- _Document segment_
Treasury coordinated efforts to block assets and to assist other law
enforcement agencies to take actions against Al-Barakaat. On November
7, 2001, federal agents executed search warrants in three cities
across the country (Boston, Columbus, and Alexandria) and shut down
eight Al-Barakaat offices across the U.S., including locations in the
following cities:
-- Boston, Massachusetts;
-- Columbus, Ohio;
-- Alexandria, Virginia;
-- Seattle, Washington; and
-- Minneapolis, Minnesota.
As part of that action, OFAC was able to freeze $1,900,000
domestically in Al-Barakaat-related funds on November 7, 2001.
Treasury also worked closely with key officials in the Middle East to
facilitate blocking of Al-Barakaat's assets at its financial center of
operations. Disruptions to Al-Barakaat's worldwide cash flows could be
as high as $300 to $400 million per year, according to our analysts.
Of that, our experts and experts in other agencies estimate that $15
to $20 million per year would have gone to terrorist organizations.

[Spatial annotation entries]
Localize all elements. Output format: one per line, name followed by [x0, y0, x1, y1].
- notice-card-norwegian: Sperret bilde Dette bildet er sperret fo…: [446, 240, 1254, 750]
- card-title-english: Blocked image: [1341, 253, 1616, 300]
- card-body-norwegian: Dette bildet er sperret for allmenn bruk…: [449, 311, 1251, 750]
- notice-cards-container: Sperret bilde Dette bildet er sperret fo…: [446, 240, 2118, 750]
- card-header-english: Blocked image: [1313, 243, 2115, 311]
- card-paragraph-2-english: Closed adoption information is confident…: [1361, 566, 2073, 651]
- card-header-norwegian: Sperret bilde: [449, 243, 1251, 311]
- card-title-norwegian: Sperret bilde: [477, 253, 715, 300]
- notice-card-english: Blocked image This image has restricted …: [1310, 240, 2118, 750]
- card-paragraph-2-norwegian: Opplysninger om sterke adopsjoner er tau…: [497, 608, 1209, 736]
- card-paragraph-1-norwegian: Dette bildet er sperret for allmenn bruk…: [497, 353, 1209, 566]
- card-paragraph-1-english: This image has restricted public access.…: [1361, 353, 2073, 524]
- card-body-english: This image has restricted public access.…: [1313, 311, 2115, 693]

- _Set problem_
Could you extend the passage on Treasury's actions against Al-Barakaat, picking up right after its last sentence?

- _Solved problem_
The Al-Barakaat investigation exemplifies the importance of the flow
of funds disruption measure that we are attempting to use more
broadly. In addition, the combined work of FTAT and law enforcement
led to additional leads in the Al-Barakaat investigation.
This is an example of what our combined efforts can do when we join
our resources and our expertise to fight the scourge of terrorist
financing.
Although we have made much progress, we still have much work to do.
First, we must encourage more independent identification of terrorist
groups by other countries. The EU designation at the end of December
is a step in the right direction, but we need more countries to
initiate more designations.
Second, we have to ensure that more countries issue blocking orders
for more of the entities identified, by the United States, other
countries, and the international community, as being part of terrorist
financial networks. We must also do a better job of following up with
the countries to make sure that their orders, once issued, are fully
implemented and obeyed.
Third, we must do a better job of exploiting the "industrial quantity"
of documents captured in Afghanistan and increasingly elsewhere. Hard
drives and e-mails must be exploited as well. This is a massive task.
To do it, we must bring documents together from all over the world,
translate them, cross-reference them, and thereby build a complete
picture. No one document can tell us that much.
Fourth, we must redouble efforts by U.S. and allied intelligence
services against such financial intermediaries as hawala dealers and
other informal systems.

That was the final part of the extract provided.